-- Start EXERCISE INPUTS --

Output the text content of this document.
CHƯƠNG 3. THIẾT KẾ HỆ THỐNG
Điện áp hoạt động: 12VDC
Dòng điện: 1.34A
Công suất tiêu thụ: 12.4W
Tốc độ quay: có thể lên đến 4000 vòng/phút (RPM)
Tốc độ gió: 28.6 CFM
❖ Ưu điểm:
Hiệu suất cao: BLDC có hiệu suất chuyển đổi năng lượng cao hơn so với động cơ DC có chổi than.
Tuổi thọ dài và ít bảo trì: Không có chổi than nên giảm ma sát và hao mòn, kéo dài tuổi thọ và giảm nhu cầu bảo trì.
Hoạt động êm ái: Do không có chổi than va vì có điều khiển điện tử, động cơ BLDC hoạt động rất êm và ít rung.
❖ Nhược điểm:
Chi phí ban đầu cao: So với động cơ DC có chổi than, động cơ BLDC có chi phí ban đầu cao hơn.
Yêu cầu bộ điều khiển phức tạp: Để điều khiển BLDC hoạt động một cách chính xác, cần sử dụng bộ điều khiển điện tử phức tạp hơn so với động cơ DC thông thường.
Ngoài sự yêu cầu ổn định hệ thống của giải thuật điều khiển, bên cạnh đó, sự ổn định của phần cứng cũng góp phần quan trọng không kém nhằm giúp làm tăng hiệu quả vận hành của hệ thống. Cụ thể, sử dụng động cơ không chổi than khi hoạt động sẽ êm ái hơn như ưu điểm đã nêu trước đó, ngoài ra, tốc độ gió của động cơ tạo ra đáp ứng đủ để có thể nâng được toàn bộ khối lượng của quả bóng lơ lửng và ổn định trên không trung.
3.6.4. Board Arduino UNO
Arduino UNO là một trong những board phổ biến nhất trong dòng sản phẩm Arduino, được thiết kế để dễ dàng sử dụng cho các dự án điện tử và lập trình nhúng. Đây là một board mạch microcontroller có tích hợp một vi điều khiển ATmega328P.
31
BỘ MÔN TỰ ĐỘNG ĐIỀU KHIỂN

-- End EXERCISE INPUTS --

DO THIS
Extract every entry in the listing word for word.

THE REPLY
Output the text content of this document.
CHƯƠNG 3. THIẾT KẾ HỆ THỐNG
Điện áp hoạt động: 12VDC
Dòng điện: 1.34A
Công suất tiêu thụ: 12.4W
Tốc độ quay: có thể lên đến 4000 vòng/phút (RPM)
Tốc độ gió: 28.6 CFM
❖ Ưu điểm:
Hiệu suất cao: BLDC có hiệu suất chuyển đổi năng lượng cao hơn so với động cơ DC có chổi than.
Tuổi thọ dài và ít bảo trì: Không có chổi than nên giảm ma sát và hao mòn, kéo dài tuổi thọ và giảm nhu cầu bảo trì.
Hoạt động êm ái: Do không có chổi than va vì có điều khiển điện tử, động cơ BLDC hoạt động rất êm và ít rung.
❖ Nhược điểm:
Chi phí ban đầu cao: So với động cơ DC có chổi than, động cơ BLDC có chi phí ban đầu cao hơn.
Yêu cầu bộ điều khiển phức tạp: Để điều khiển BLDC hoạt động một cách chính xác, cần sử dụng bộ điều khiển điện tử phức tạp hơn so với động cơ DC thông thường.
Ngoài sự yêu cầu ổn định hệ thống của giải thuật điều khiển, bên cạnh đó, sự ổn định của phần cứng cũng góp phần quan trọng không kém nhằm giúp làm tăng hiệu quả vận hành của hệ thống. Cụ thể, sử dụng động cơ không chổi than khi hoạt động sẽ êm ái hơn như ưu điểm đã nêu trước đó, ngoài ra, tốc độ gió của động cơ tạo ra đáp ứng đủ để có thể nâng được toàn bộ khối lượng của quả bóng lơ lửng và ổn định trên không trung.
3.6.4. Board Arduino UNO
Arduino UNO là một trong những board phổ biến nhất trong dòng sản phẩm Arduino, được thiết kế để dễ dàng sử dụng cho các dự án điện tử và lập trình nhúng. Đây là một board mạch microcontroller có tích hợp một vi điều khiển ATmega328P.
31
BỘ MÔN TỰ ĐỘNG ĐIỀU KHIỂN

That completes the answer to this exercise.